- _What this task involves_: Give every line of the data again, unchanged, but with no pictures.

- _Records to use_:
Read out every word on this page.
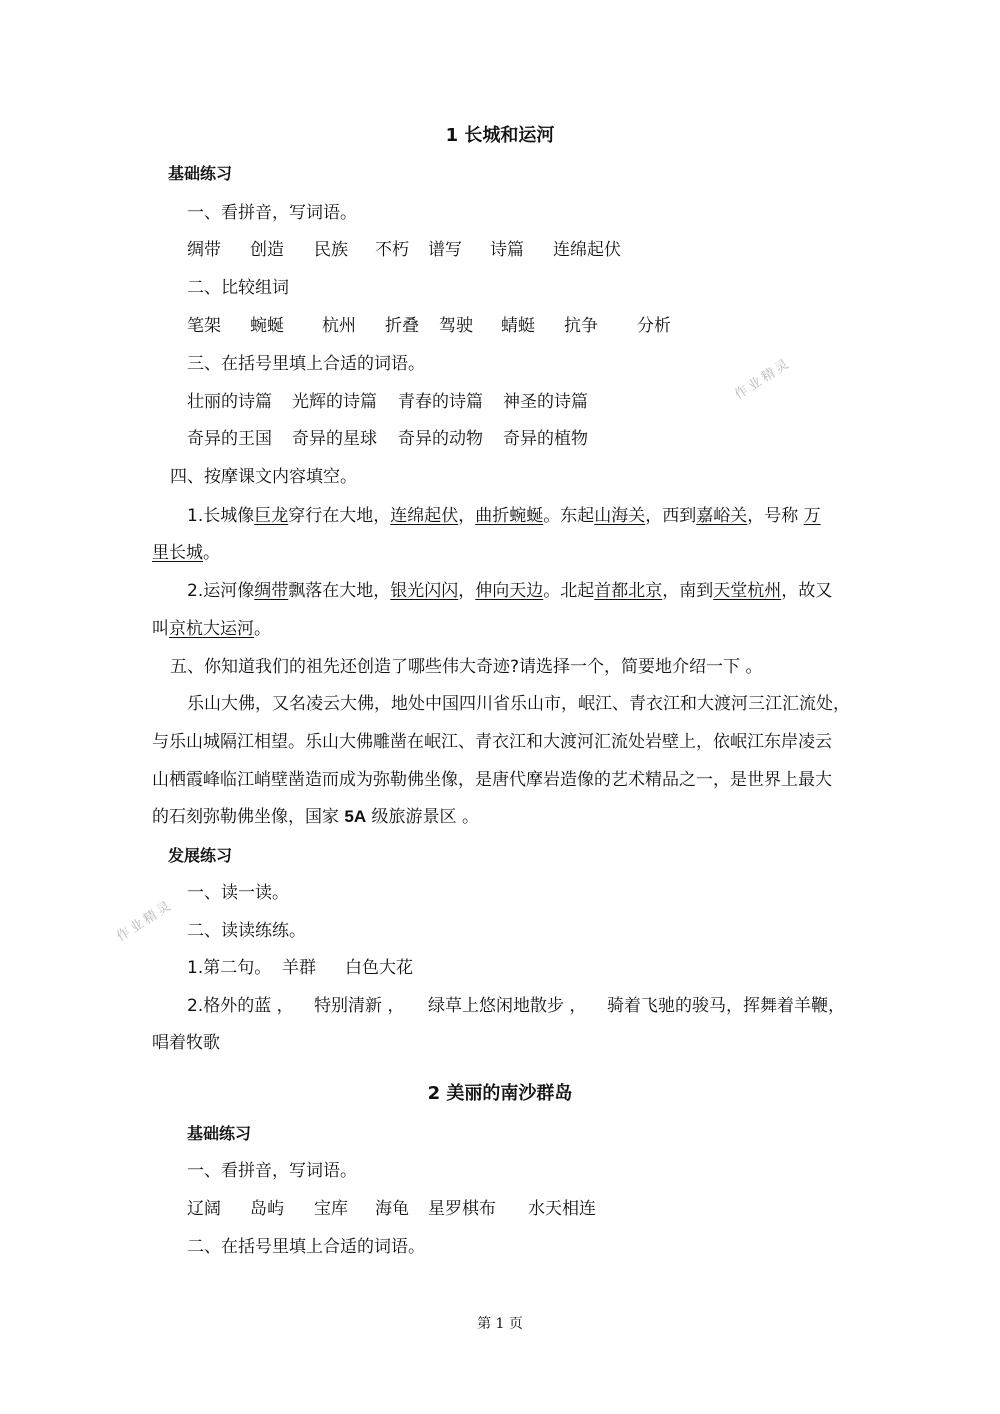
1 长城和运河
基础练习
一、看拼音，写词语。
绸带 创造 民族 不朽 谱写 诗篇 连绵起伏
二、比较组词
笔架 蜿蜒 杭州 折叠 驾驶 蜻蜓 抗争 分析
三、在括号里填上合适的词语。
壮丽的诗篇 光辉的诗篇 青春的诗篇 神圣的诗篇
奇异的王国 奇异的星球 奇异的动物 奇异的植物
四、按摩课文内容填空。
1.长城像巨龙穿行在大地，连绵起伏，曲折蜿蜒。东起山海关，西到嘉峪关，号称 万
里长城。
2.运河像绸带飘落在大地，银光闪闪，伸向天边。北起首都北京，南到天堂杭州，故又
叫京杭大运河。
五、你知道我们的祖先还创造了哪些伟大奇迹?请选择一个，简要地介绍一下 。
乐山大佛，又名凌云大佛，地处中国四川省乐山市，岷江、青衣江和大渡河三江汇流处，
与乐山城隔江相望。乐山大佛雕凿在岷江、青衣江和大渡河汇流处岩壁上，依岷江东岸凌云
山栖霞峰临江峭壁凿造而成为弥勒佛坐像，是唐代摩岩造像的艺术精品之一，是世界上最大
的石刻弥勒佛坐像，国家 5A 级旅游景区 。
发展练习
一、读一读。
二、读读练练。
1.第二句。 羊群 白色大花
2.格外的蓝 ， 特别清新 ， 绿草上悠闲地散步 ， 骑着飞驰的骏马，挥舞着羊鞭，
唱着牧歌
2 美丽的南沙群岛
基础练习
一、看拼音，写词语。
辽阔 岛屿 宝库 海龟 星罗棋布 水天相连
二、在括号里填上合适的词语。
作业精灵
作业精灵
第 1 页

- _Result below_:
Read out every word on this page.
1 长城和运河
基础练习
一、看拼音，写词语。
绸带 创造 民族 不朽 谱写 诗篇 连绵起伏
二、比较组词
笔架 蜿蜒 杭州 折叠 驾驶 蜻蜓 抗争 分析
三、在括号里填上合适的词语。
壮丽的诗篇 光辉的诗篇 青春的诗篇 神圣的诗篇
奇异的王国 奇异的星球 奇异的动物 奇异的植物
四、按摩课文内容填空。
1.长城像巨龙穿行在大地，连绵起伏，曲折蜿蜒。东起山海关，西到嘉峪关，号称 万
里长城。
2.运河像绸带飘落在大地，银光闪闪，伸向天边。北起首都北京，南到天堂杭州，故又
叫京杭大运河。
五、你知道我们的祖先还创造了哪些伟大奇迹?请选择一个，简要地介绍一下 。
乐山大佛，又名凌云大佛，地处中国四川省乐山市，岷江、青衣江和大渡河三江汇流处，
与乐山城隔江相望。乐山大佛雕凿在岷江、青衣江和大渡河汇流处岩壁上，依岷江东岸凌云
山栖霞峰临江峭壁凿造而成为弥勒佛坐像，是唐代摩岩造像的艺术精品之一，是世界上最大
的石刻弥勒佛坐像，国家 5A 级旅游景区 。
发展练习
一、读一读。
二、读读练练。
1.第二句。 羊群 白色大花
2.格外的蓝 ， 特别清新 ， 绿草上悠闲地散步 ， 骑着飞驰的骏马，挥舞着羊鞭，
唱着牧歌
2 美丽的南沙群岛
基础练习
一、看拼音，写词语。
辽阔 岛屿 宝库 海龟 星罗棋布 水天相连
二、在括号里填上合适的词语。
作业精灵
作业精灵
第 1 页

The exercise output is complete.